### Task to carry out
Retype the material that follows, keeping every word as it is.

----

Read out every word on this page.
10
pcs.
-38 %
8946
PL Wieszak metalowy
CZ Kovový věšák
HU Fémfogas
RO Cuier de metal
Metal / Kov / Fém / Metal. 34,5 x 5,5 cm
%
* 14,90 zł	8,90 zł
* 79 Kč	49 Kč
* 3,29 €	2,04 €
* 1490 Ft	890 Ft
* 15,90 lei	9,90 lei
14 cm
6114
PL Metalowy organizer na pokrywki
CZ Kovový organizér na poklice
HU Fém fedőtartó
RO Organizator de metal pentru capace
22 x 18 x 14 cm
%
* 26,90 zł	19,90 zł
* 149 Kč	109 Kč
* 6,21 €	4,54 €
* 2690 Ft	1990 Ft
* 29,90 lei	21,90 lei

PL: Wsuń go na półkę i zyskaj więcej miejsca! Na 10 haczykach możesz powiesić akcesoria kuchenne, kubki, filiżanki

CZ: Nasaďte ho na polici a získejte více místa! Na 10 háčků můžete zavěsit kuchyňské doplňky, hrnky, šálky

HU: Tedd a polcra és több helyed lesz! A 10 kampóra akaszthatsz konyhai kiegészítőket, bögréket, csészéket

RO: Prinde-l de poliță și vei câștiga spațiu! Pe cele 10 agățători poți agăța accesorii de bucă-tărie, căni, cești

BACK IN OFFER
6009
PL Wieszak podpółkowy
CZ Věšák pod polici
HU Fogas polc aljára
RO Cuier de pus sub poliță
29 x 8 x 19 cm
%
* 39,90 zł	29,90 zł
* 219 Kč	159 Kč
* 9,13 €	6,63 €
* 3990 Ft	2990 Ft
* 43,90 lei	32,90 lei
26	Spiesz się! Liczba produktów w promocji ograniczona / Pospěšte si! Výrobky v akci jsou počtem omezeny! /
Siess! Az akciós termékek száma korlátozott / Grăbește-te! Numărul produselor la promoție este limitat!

----

### Problem solution
Read out every word on this page.
10
pcs.
-38 %
8946
PL Wieszak metalowy
CZ Kovový věšák
HU Fémfogas
RO Cuier de metal
Metal / Kov / Fém / Metal. 34,5 x 5,5 cm
%
* 14,90 zł	8,90 zł
* 79 Kč	49 Kč
* 3,29 €	2,04 €
* 1490 Ft	890 Ft
* 15,90 lei	9,90 lei
14 cm
6114
PL Metalowy organizer na pokrywki
CZ Kovový organizér na poklice
HU Fém fedőtartó
RO Organizator de metal pentru capace
22 x 18 x 14 cm
%
* 26,90 zł	19,90 zł
* 149 Kč	109 Kč
* 6,21 €	4,54 €
* 2690 Ft	1990 Ft
* 29,90 lei	21,90 lei

PL: Wsuń go na półkę i zyskaj więcej miejsca! Na 10 haczykach możesz powiesić akcesoria kuchenne, kubki, filiżanki

CZ: Nasaďte ho na polici a získejte více místa! Na 10 háčků můžete zavěsit kuchyňské doplňky, hrnky, šálky

HU: Tedd a polcra és több helyed lesz! A 10 kampóra akaszthatsz konyhai kiegészítőket, bögréket, csészéket

RO: Prinde-l de poliță și vei câștiga spațiu! Pe cele 10 agățători poți agăța accesorii de bucă-tărie, căni, cești

BACK IN OFFER
6009
PL Wieszak podpółkowy
CZ Věšák pod polici
HU Fogas polc aljára
RO Cuier de pus sub poliță
29 x 8 x 19 cm
%
* 39,90 zł	29,90 zł
* 219 Kč	159 Kč
* 9,13 €	6,63 €
* 3990 Ft	2990 Ft
* 43,90 lei	32,90 lei
26	Spiesz się! Liczba produktów w promocji ograniczona / Pospěšte si! Výrobky v akci jsou počtem omezeny! /
Siess! Az akciós termékek száma korlátozott / Grăbește-te! Numărul produselor la promoție este limitat!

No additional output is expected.